Short task
Set down each entry exactly as given; pictures should not appear in the copy.

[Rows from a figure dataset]
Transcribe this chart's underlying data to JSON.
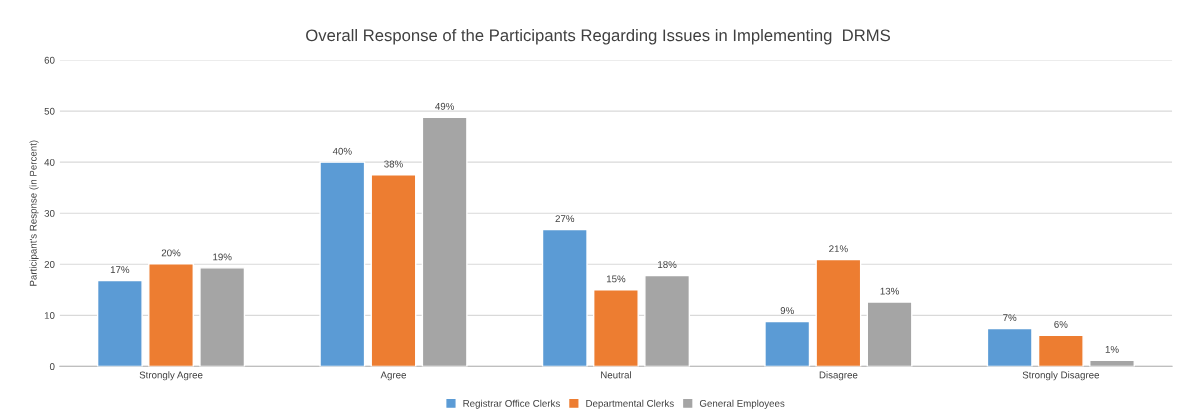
{
  "chart_data": {
    "type": "bar",
    "title": "Overall Response of the Participants Regarding Issues in Implementing  DRMS",
    "ylabel": "Participant's Respnse (in Percent)",
    "categories": [
      "Strongly Agree",
      "Agree",
      "Neutral",
      "Disagree",
      "Strongly Disagree"
    ],
    "series": [
      {
        "name": "Registrar Office Clerks",
        "color": "#5b9bd5",
        "values": [
          16.8,
          40.0,
          26.8,
          8.8,
          7.4
        ],
        "value_labels": [
          "17%",
          "40%",
          "27%",
          "9%",
          "7%"
        ]
      },
      {
        "name": "Departmental Clerks",
        "color": "#ed7d31",
        "values": [
          20.1,
          37.5,
          15.0,
          20.9,
          6.1
        ],
        "value_labels": [
          "20%",
          "38%",
          "15%",
          "21%",
          "6%"
        ]
      },
      {
        "name": "General Employees",
        "color": "#a5a5a5",
        "values": [
          19.3,
          48.8,
          17.8,
          12.6,
          1.2
        ],
        "value_labels": [
          "19%",
          "49%",
          "18%",
          "13%",
          "1%"
        ]
      }
    ],
    "ylim": [
      0,
      60
    ],
    "yticks": [
      0,
      10,
      20,
      30,
      40,
      50,
      60
    ],
    "grid": "y",
    "legend": "bottom"
  }
}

Solved exercise
Transcribe this chart's underlying data to JSON.
{
  "chart_data": {
    "type": "bar",
    "title": "Overall Response of the Participants Regarding Issues in Implementing  DRMS",
    "ylabel": "Participant's Respnse (in Percent)",
    "categories": [
      "Strongly Agree",
      "Agree",
      "Neutral",
      "Disagree",
      "Strongly Disagree"
    ],
    "series": [
      {
        "name": "Registrar Office Clerks",
        "color": "#5b9bd5",
        "values": [
          16.8,
          40.0,
          26.8,
          8.8,
          7.4
        ],
        "value_labels": [
          "17%",
          "40%",
          "27%",
          "9%",
          "7%"
        ]
      },
      {
        "name": "Departmental Clerks",
        "color": "#ed7d31",
        "values": [
          20.1,
          37.5,
          15.0,
          20.9,
          6.1
        ],
        "value_labels": [
          "20%",
          "38%",
          "15%",
          "21%",
          "6%"
        ]
      },
      {
        "name": "General Employees",
        "color": "#a5a5a5",
        "values": [
          19.3,
          48.8,
          17.8,
          12.6,
          1.2
        ],
        "value_labels": [
          "19%",
          "49%",
          "18%",
          "13%",
          "1%"
        ]
      }
    ],
    "ylim": [
      0,
      60
    ],
    "yticks": [
      0,
      10,
      20,
      30,
      40,
      50,
      60
    ],
    "grid": "y",
    "legend": "bottom"
  }
}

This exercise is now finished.